═══ Material provided
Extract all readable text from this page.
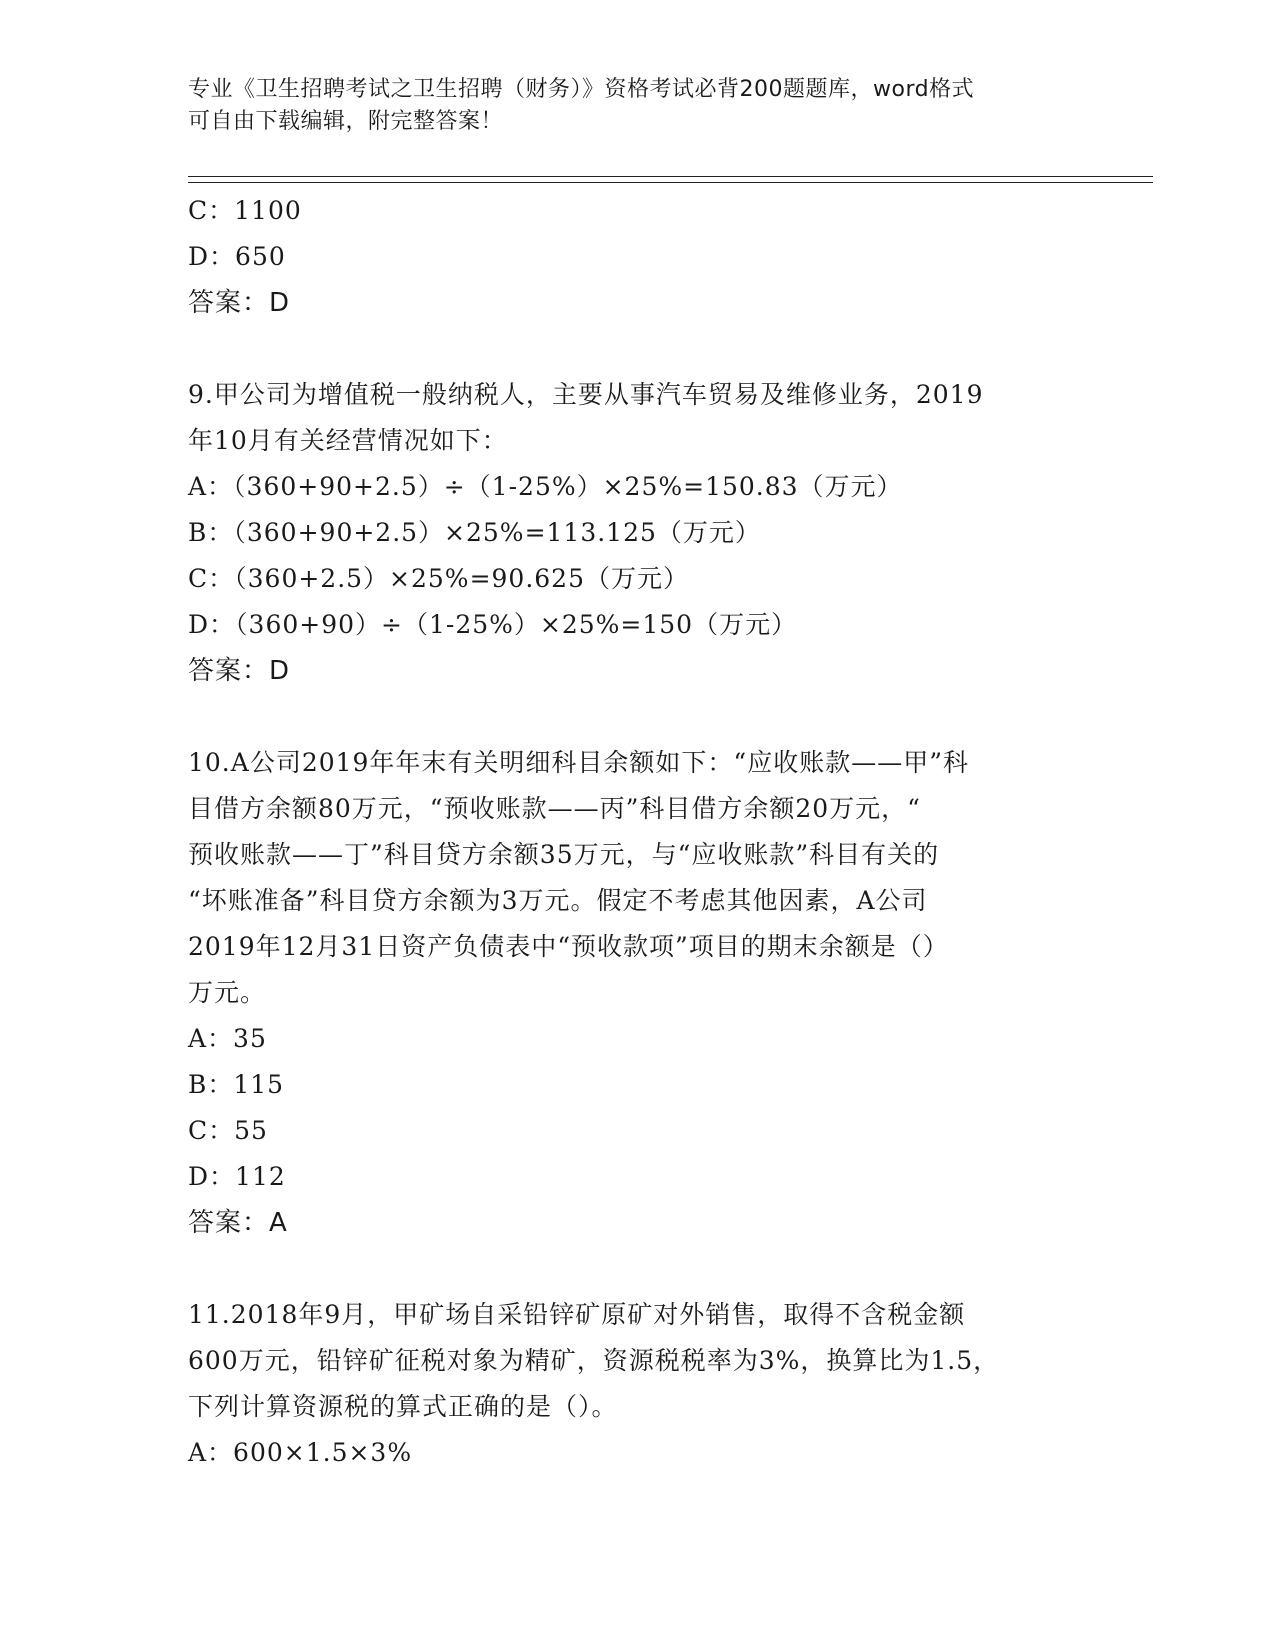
专业《卫生招聘考试之卫生招聘（财务）》资格考试必背200题题库，word格式
可自由下载编辑，附完整答案！
C：1100
D：650
答案：D
9.甲公司为增值税一般纳税人，主要从事汽车贸易及维修业务，2019
年10月有关经营情况如下：
A：（360+90+2.5）÷（1-25%）×25%=150.83（万元）
B：（360+90+2.5）×25%=113.125（万元）
C：（360+2.5）×25%=90.625（万元）
D：（360+90）÷（1-25%）×25%=150（万元）
答案：D
10.A公司2019年年末有关明细科目余额如下：“应收账款——甲”科
目借方余额80万元，“预收账款——丙”科目借方余额20万元，“
预收账款——丁”科目贷方余额35万元，与“应收账款”科目有关的
“坏账准备”科目贷方余额为3万元。假定不考虑其他因素，A公司
2019年12月31日资产负债表中“预收款项”项目的期末余额是（）
万元。
A：35
B：115
C：55
D：112
答案：A
11.2018年9月，甲矿场自采铅锌矿原矿对外销售，取得不含税金额
600万元，铅锌矿征税对象为精矿，资源税税率为3%，换算比为1.5，
下列计算资源税的算式正确的是（）。
A：600×1.5×3%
══════
◆ Written request: Transcribe the records verbatim and omit the images.

◆ Written answer:
Extract all readable text from this page.
专业《卫生招聘考试之卫生招聘（财务）》资格考试必背200题题库，word格式
可自由下载编辑，附完整答案！
C：1100
D：650
答案：D
9.甲公司为增值税一般纳税人，主要从事汽车贸易及维修业务，2019
年10月有关经营情况如下：
A：（360+90+2.5）÷（1-25%）×25%=150.83（万元）
B：（360+90+2.5）×25%=113.125（万元）
C：（360+2.5）×25%=90.625（万元）
D：（360+90）÷（1-25%）×25%=150（万元）
答案：D
10.A公司2019年年末有关明细科目余额如下：“应收账款——甲”科
目借方余额80万元，“预收账款——丙”科目借方余额20万元，“
预收账款——丁”科目贷方余额35万元，与“应收账款”科目有关的
“坏账准备”科目贷方余额为3万元。假定不考虑其他因素，A公司
2019年12月31日资产负债表中“预收款项”项目的期末余额是（）
万元。
A：35
B：115
C：55
D：112
答案：A
11.2018年9月，甲矿场自采铅锌矿原矿对外销售，取得不含税金额
600万元，铅锌矿征税对象为精矿，资源税税率为3%，换算比为1.5，
下列计算资源税的算式正确的是（）。
A：600×1.5×3%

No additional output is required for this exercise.